-- YOUR INSTRUCTIONS --
Single out the lines of the material that contain "save" and copy them.

-- Entries from a dataset --
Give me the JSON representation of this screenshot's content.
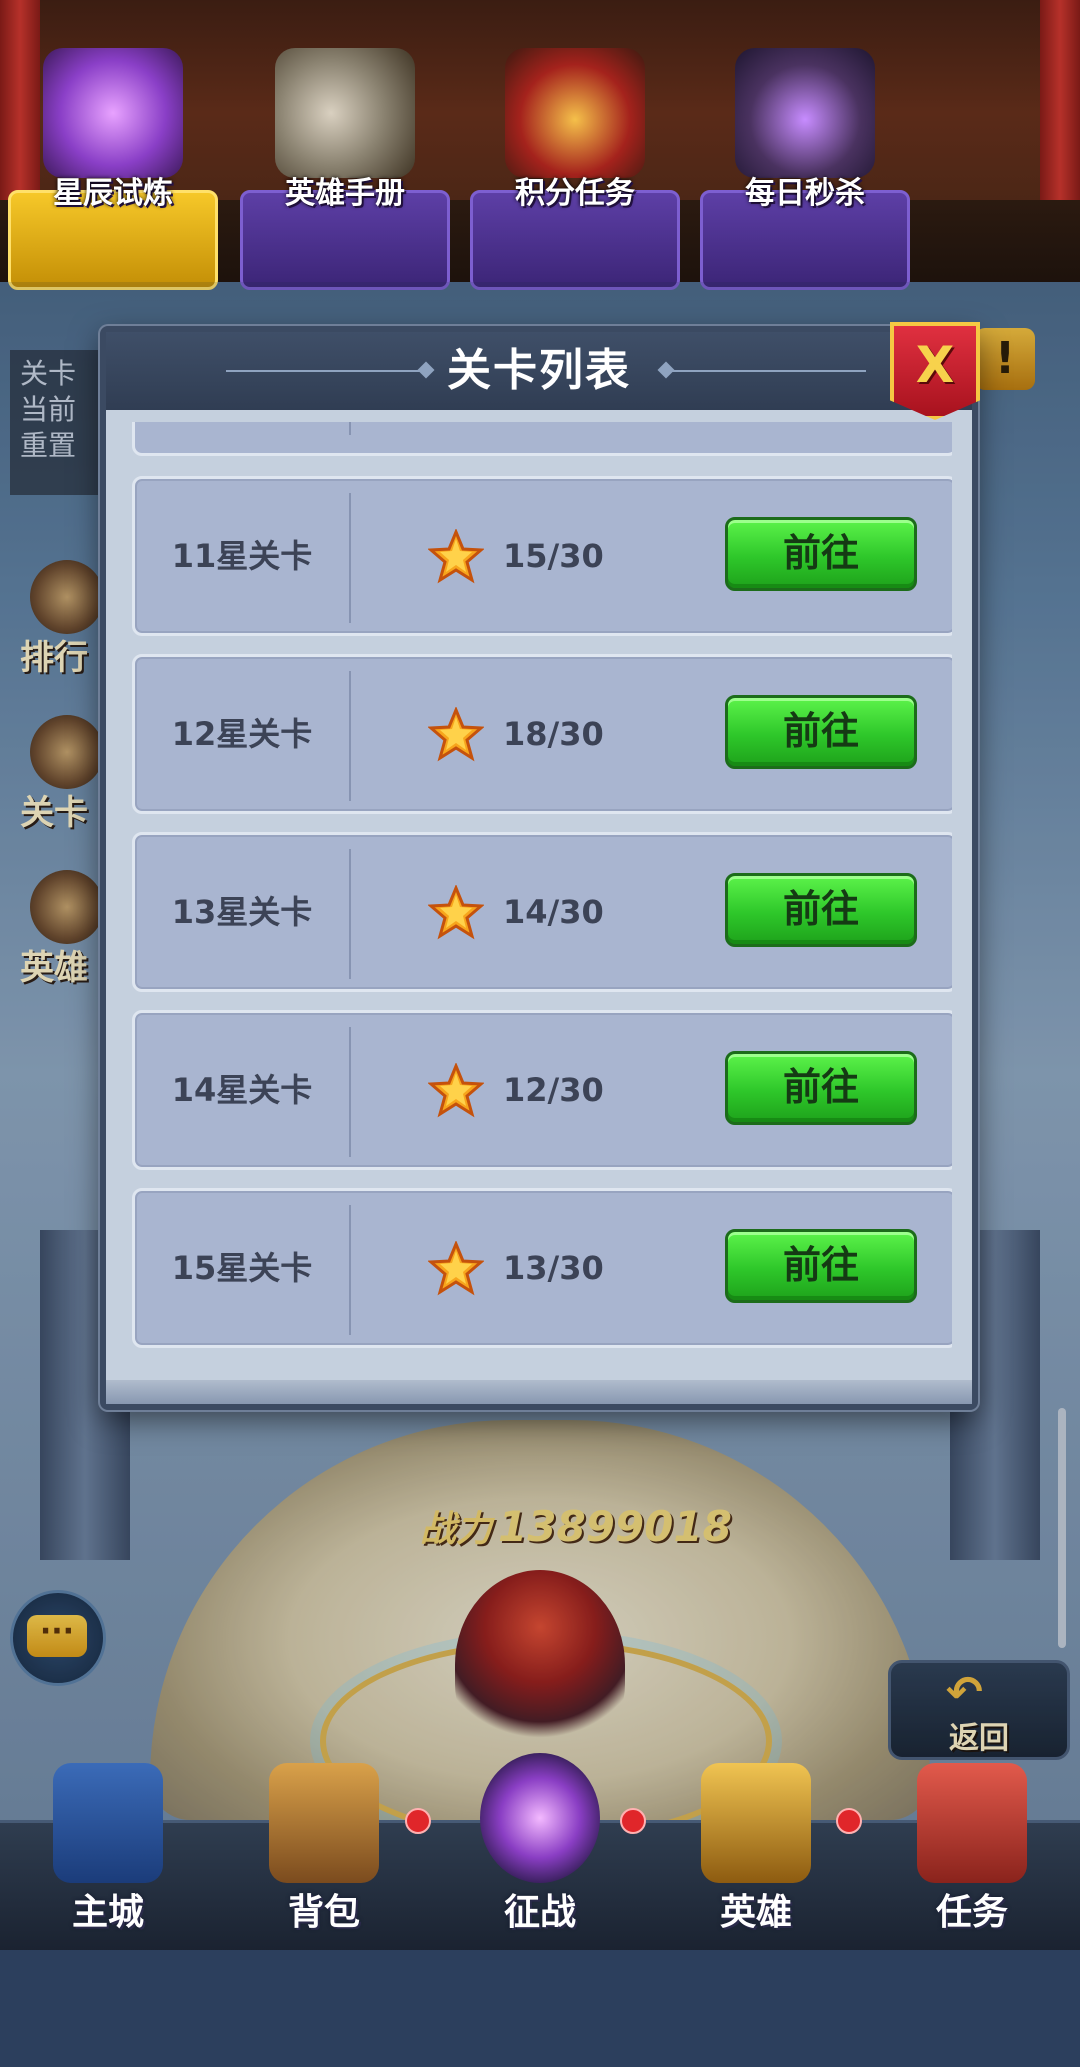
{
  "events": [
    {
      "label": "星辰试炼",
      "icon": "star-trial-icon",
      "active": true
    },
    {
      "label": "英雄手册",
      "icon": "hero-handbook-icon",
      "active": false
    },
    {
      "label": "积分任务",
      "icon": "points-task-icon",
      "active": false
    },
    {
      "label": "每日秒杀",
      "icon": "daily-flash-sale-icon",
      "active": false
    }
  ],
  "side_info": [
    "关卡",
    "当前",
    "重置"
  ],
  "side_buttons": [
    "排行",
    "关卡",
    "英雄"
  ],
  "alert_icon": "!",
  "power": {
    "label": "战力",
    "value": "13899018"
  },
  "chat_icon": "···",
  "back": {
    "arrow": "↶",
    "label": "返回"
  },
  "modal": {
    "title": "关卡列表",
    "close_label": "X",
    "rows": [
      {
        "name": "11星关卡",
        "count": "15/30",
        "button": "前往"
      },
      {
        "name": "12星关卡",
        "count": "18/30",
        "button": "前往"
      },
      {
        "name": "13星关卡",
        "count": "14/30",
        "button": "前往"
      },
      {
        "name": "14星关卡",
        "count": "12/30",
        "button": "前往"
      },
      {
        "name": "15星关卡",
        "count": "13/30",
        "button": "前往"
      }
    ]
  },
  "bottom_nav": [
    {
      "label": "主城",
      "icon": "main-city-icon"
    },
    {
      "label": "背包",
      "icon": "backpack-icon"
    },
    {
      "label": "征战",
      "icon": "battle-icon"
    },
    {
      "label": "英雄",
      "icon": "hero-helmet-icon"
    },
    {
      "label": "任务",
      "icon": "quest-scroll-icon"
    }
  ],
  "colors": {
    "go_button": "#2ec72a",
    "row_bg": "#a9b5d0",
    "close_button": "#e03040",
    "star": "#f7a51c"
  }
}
==
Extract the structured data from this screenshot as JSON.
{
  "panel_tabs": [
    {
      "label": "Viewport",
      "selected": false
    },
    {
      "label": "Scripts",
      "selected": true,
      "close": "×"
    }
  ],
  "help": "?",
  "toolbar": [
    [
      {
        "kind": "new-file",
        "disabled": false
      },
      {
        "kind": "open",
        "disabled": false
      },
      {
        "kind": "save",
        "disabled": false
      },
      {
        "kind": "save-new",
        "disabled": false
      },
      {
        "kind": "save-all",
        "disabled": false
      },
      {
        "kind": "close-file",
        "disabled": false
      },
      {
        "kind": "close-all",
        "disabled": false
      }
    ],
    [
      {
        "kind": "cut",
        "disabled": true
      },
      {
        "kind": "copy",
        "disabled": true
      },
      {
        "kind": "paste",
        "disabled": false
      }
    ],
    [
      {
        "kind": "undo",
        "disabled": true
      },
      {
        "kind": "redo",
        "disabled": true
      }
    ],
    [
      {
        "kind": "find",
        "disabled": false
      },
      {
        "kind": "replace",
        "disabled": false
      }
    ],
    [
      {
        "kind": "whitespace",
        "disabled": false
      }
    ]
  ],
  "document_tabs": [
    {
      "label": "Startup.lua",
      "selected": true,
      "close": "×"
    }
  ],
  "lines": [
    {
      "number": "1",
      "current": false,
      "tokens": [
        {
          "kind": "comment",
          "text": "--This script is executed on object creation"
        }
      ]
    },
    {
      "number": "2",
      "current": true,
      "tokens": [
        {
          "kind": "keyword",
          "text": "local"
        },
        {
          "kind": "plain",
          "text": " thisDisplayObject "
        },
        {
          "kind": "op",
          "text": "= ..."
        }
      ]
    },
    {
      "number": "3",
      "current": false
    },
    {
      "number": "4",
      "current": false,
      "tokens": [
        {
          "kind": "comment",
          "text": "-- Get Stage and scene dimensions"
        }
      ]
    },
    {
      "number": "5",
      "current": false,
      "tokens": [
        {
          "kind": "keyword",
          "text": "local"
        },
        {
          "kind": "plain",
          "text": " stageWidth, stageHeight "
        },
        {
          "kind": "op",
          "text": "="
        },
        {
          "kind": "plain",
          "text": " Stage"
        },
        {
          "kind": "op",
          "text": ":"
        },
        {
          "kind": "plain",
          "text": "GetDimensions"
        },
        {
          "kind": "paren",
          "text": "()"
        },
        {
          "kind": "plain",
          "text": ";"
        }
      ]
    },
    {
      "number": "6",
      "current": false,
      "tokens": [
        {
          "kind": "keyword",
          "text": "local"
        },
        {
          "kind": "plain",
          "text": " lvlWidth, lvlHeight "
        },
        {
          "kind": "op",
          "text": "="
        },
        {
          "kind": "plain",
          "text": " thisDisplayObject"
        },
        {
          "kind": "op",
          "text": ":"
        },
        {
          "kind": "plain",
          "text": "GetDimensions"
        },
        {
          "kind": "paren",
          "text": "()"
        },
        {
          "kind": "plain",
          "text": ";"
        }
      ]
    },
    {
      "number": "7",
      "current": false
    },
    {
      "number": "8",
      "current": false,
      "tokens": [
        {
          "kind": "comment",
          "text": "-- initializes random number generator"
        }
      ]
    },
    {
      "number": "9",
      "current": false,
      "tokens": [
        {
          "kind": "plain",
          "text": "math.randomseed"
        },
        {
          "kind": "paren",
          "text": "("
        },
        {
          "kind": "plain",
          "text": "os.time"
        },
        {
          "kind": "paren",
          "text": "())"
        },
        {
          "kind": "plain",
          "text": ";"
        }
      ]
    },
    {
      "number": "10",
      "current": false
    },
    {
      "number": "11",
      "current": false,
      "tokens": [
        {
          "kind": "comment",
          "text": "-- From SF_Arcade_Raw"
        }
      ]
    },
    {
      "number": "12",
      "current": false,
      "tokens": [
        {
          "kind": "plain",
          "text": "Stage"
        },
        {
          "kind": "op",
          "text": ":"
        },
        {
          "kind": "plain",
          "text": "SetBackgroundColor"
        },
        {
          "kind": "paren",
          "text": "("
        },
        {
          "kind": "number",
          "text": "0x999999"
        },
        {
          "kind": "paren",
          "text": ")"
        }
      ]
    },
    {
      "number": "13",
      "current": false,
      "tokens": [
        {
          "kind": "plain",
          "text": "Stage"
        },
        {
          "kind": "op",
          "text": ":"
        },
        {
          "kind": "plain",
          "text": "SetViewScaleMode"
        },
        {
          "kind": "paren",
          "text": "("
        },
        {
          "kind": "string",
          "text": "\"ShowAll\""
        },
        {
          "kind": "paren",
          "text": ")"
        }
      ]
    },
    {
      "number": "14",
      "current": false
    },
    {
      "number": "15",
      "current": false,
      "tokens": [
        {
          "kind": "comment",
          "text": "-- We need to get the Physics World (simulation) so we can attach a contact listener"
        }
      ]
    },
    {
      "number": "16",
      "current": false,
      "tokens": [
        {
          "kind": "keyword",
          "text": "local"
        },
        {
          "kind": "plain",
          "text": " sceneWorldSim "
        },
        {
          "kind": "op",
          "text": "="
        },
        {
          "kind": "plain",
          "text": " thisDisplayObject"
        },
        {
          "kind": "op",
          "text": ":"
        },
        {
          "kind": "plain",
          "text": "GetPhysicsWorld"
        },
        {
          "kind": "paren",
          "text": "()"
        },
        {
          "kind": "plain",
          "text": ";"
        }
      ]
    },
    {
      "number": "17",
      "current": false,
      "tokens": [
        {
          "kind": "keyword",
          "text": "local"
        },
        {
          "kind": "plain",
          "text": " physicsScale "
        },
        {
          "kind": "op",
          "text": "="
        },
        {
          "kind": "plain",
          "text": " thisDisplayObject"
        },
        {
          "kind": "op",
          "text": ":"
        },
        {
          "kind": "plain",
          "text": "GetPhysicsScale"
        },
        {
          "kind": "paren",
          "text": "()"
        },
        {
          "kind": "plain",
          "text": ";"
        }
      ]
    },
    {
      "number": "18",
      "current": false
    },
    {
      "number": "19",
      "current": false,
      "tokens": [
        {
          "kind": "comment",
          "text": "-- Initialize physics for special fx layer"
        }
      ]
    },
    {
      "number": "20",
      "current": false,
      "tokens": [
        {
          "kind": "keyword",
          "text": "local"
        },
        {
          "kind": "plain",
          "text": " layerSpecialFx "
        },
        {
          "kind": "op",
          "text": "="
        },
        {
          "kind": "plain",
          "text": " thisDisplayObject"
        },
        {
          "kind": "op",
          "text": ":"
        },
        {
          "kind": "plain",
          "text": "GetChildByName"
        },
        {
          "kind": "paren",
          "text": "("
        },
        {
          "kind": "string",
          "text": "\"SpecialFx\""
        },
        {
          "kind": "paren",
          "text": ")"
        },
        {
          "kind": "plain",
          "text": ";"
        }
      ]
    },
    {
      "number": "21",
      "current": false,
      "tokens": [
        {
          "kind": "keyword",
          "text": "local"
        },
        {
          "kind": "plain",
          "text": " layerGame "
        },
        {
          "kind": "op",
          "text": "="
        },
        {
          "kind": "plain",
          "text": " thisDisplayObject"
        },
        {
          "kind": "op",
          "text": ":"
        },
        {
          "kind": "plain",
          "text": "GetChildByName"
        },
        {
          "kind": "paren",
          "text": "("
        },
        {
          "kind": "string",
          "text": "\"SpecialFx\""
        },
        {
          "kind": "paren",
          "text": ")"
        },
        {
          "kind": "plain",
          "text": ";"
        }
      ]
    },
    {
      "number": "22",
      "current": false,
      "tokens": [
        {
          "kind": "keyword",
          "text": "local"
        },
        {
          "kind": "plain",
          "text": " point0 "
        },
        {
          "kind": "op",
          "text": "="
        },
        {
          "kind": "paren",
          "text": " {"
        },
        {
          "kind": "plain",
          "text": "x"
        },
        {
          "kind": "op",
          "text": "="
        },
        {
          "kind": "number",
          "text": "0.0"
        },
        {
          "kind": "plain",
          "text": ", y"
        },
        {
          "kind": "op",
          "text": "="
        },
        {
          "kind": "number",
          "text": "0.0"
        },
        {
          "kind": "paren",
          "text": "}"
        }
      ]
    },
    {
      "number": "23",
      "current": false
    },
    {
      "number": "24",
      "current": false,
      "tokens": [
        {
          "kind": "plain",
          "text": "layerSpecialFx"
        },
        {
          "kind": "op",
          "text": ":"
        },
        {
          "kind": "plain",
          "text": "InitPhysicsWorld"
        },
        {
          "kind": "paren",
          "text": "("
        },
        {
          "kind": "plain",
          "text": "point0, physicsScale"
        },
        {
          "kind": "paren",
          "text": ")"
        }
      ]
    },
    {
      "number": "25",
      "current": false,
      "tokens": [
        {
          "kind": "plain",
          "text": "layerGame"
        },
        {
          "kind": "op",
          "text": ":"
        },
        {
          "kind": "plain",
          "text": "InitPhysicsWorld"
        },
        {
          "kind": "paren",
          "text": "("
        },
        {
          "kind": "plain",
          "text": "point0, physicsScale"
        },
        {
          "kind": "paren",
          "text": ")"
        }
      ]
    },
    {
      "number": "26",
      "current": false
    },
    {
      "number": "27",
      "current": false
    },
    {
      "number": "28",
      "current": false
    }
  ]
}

-- ANSWER TO THE PROBLEM --
        "kind": "save",
        "kind": "save-new",
        "kind": "save-all",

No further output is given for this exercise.